>>>
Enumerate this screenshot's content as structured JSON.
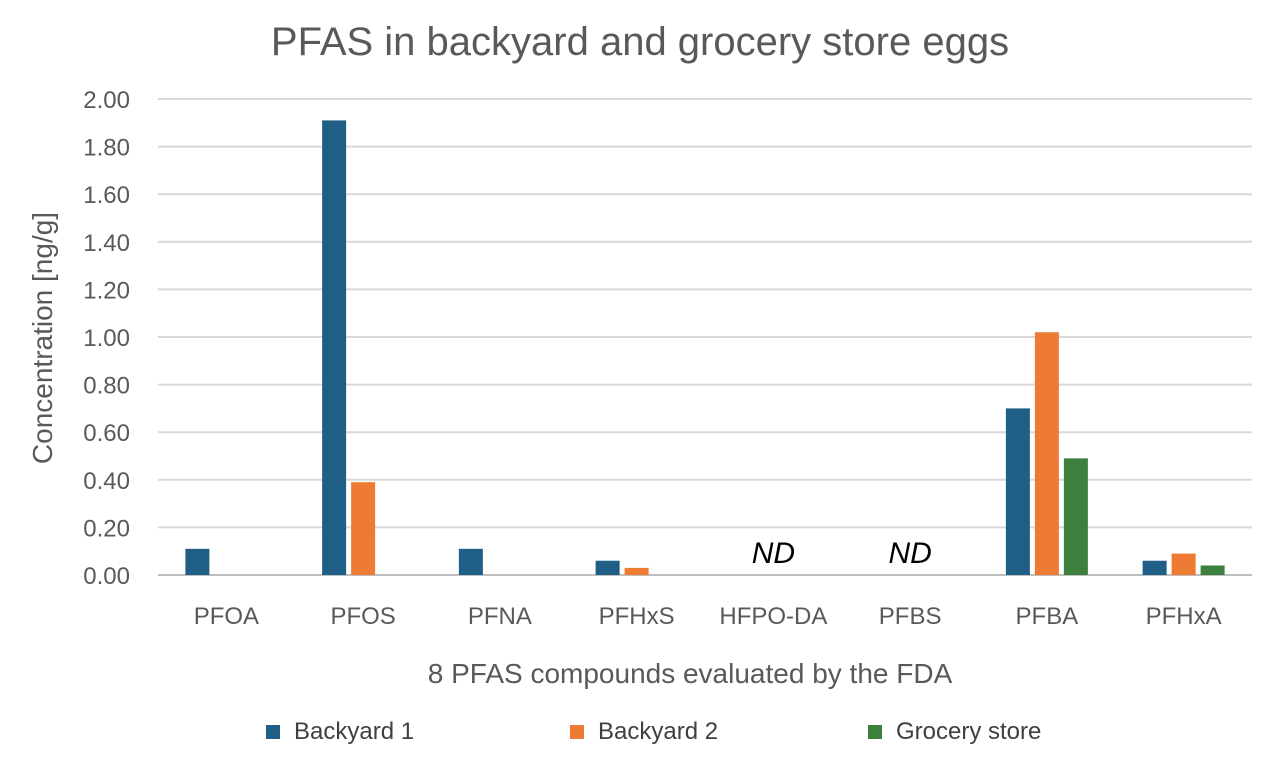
{
  "chart_data": {
    "type": "bar",
    "title": "PFAS in backyard and grocery store eggs",
    "xlabel": "8 PFAS compounds evaluated by the FDA",
    "ylabel": "Concentration [ng/g]",
    "ylim": [
      0,
      2
    ],
    "yticks": [
      "0.00",
      "0.20",
      "0.40",
      "0.60",
      "0.80",
      "1.00",
      "1.20",
      "1.40",
      "1.60",
      "1.80",
      "2.00"
    ],
    "grid": true,
    "legend_position": "bottom",
    "categories": [
      "PFOA",
      "PFOS",
      "PFNA",
      "PFHxS",
      "HFPO-DA",
      "PFBS",
      "PFBA",
      "PFHxA"
    ],
    "series": [
      {
        "name": "Backyard 1",
        "color": "#1f5f86",
        "values": [
          0.11,
          1.91,
          0.11,
          0.06,
          0,
          0,
          0.7,
          0.06
        ]
      },
      {
        "name": "Backyard 2",
        "color": "#ee7b34",
        "values": [
          0,
          0.39,
          0,
          0.03,
          0,
          0,
          1.02,
          0.09
        ]
      },
      {
        "name": "Grocery store",
        "color": "#3d7f3d",
        "values": [
          0,
          0,
          0,
          0,
          0,
          0,
          0.49,
          0.04
        ]
      }
    ],
    "annotations": [
      {
        "category": "HFPO-DA",
        "text": "ND"
      },
      {
        "category": "PFBS",
        "text": "ND"
      }
    ]
  }
}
<<<
▶ [Task objective]:
Repeat each entry precisely as it appears. Leave the pictures out.

▶ [Result of this task]:
Enumerate this screenshot's content as structured JSON.
{
  "chart_data": {
    "type": "bar",
    "title": "PFAS in backyard and grocery store eggs",
    "xlabel": "8 PFAS compounds evaluated by the FDA",
    "ylabel": "Concentration [ng/g]",
    "ylim": [
      0,
      2
    ],
    "yticks": [
      "0.00",
      "0.20",
      "0.40",
      "0.60",
      "0.80",
      "1.00",
      "1.20",
      "1.40",
      "1.60",
      "1.80",
      "2.00"
    ],
    "grid": true,
    "legend_position": "bottom",
    "categories": [
      "PFOA",
      "PFOS",
      "PFNA",
      "PFHxS",
      "HFPO-DA",
      "PFBS",
      "PFBA",
      "PFHxA"
    ],
    "series": [
      {
        "name": "Backyard 1",
        "color": "#1f5f86",
        "values": [
          0.11,
          1.91,
          0.11,
          0.06,
          0,
          0,
          0.7,
          0.06
        ]
      },
      {
        "name": "Backyard 2",
        "color": "#ee7b34",
        "values": [
          0,
          0.39,
          0,
          0.03,
          0,
          0,
          1.02,
          0.09
        ]
      },
      {
        "name": "Grocery store",
        "color": "#3d7f3d",
        "values": [
          0,
          0,
          0,
          0,
          0,
          0,
          0.49,
          0.04
        ]
      }
    ],
    "annotations": [
      {
        "category": "HFPO-DA",
        "text": "ND"
      },
      {
        "category": "PFBS",
        "text": "ND"
      }
    ]
  }
}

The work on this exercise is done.